> Problem details: Tally the lines of the data that include the word "colorful" and state the total, nothing else.

(Records excerpted from a collection)

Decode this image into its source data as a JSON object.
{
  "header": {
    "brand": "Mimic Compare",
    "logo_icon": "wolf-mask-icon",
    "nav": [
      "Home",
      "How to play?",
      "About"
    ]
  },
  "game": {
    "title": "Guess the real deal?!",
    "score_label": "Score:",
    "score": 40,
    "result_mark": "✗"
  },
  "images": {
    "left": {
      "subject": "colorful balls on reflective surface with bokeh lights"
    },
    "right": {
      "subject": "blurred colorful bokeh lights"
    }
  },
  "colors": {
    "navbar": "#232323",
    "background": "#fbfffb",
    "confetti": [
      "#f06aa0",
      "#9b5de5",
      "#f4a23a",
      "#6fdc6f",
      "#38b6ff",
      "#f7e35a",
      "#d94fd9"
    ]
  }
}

> Worked solution: 2